**TASK INSTRUCTIONS:**
In the copy, include every entry exactly but none of the pictures.

**DATASET:**
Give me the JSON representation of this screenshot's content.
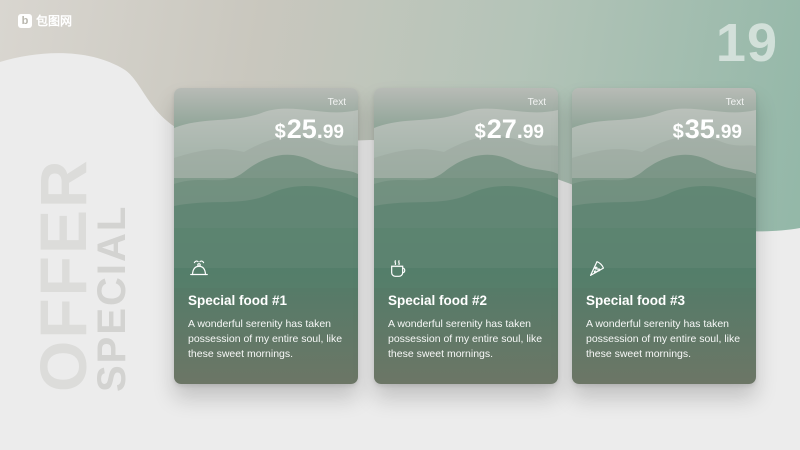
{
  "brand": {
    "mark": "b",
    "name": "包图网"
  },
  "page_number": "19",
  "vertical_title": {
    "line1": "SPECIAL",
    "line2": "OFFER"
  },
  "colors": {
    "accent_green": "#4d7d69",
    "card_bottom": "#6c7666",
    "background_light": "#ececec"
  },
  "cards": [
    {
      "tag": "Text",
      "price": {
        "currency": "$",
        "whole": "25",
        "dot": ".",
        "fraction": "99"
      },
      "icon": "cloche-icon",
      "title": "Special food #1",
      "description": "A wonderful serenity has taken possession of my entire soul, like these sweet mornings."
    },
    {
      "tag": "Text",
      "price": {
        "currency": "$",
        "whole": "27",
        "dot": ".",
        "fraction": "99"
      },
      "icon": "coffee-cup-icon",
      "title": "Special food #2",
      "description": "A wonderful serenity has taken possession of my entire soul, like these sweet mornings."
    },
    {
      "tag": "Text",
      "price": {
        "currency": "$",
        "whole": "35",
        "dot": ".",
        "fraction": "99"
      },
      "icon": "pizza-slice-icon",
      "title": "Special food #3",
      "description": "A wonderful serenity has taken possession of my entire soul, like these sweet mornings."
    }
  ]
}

**SOLUTION:**
Give me the JSON representation of this screenshot's content.
{
  "brand": {
    "mark": "b",
    "name": "包图网"
  },
  "page_number": "19",
  "vertical_title": {
    "line1": "SPECIAL",
    "line2": "OFFER"
  },
  "colors": {
    "accent_green": "#4d7d69",
    "card_bottom": "#6c7666",
    "background_light": "#ececec"
  },
  "cards": [
    {
      "tag": "Text",
      "price": {
        "currency": "$",
        "whole": "25",
        "dot": ".",
        "fraction": "99"
      },
      "icon": "cloche-icon",
      "title": "Special food #1",
      "description": "A wonderful serenity has taken possession of my entire soul, like these sweet mornings."
    },
    {
      "tag": "Text",
      "price": {
        "currency": "$",
        "whole": "27",
        "dot": ".",
        "fraction": "99"
      },
      "icon": "coffee-cup-icon",
      "title": "Special food #2",
      "description": "A wonderful serenity has taken possession of my entire soul, like these sweet mornings."
    },
    {
      "tag": "Text",
      "price": {
        "currency": "$",
        "whole": "35",
        "dot": ".",
        "fraction": "99"
      },
      "icon": "pizza-slice-icon",
      "title": "Special food #3",
      "description": "A wonderful serenity has taken possession of my entire soul, like these sweet mornings."
    }
  ]
}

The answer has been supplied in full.